___ PROVIDED RECORDS ___

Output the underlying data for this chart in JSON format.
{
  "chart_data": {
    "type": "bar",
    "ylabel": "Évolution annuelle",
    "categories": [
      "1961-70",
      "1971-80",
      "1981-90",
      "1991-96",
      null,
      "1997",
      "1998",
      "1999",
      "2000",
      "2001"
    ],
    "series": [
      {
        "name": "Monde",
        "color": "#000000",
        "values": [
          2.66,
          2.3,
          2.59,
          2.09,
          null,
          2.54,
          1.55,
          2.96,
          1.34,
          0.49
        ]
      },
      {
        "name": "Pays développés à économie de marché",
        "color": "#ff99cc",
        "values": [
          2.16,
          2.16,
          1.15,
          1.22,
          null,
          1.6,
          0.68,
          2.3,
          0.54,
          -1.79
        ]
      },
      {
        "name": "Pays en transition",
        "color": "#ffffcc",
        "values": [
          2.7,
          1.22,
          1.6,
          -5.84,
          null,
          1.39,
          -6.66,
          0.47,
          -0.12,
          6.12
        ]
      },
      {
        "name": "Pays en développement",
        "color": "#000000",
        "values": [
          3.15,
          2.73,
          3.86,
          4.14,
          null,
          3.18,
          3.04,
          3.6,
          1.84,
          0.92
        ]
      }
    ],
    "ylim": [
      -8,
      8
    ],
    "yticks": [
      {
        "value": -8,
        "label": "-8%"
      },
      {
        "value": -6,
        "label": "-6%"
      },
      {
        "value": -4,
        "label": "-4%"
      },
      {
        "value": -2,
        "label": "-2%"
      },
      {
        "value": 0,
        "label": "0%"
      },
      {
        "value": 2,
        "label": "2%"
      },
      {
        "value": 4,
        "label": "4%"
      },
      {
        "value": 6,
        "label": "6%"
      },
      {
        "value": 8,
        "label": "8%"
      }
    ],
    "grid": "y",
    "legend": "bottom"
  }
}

___

▸ EXERCISE DETAILS: Filter the records down to the lines that contain the string "name", and copy those lines.

▸ COMPLETE ANSWER:
        "name": "Monde",
        "name": "Pays développés à économie de marché",
        "name": "Pays en transition",
        "name": "Pays en développement",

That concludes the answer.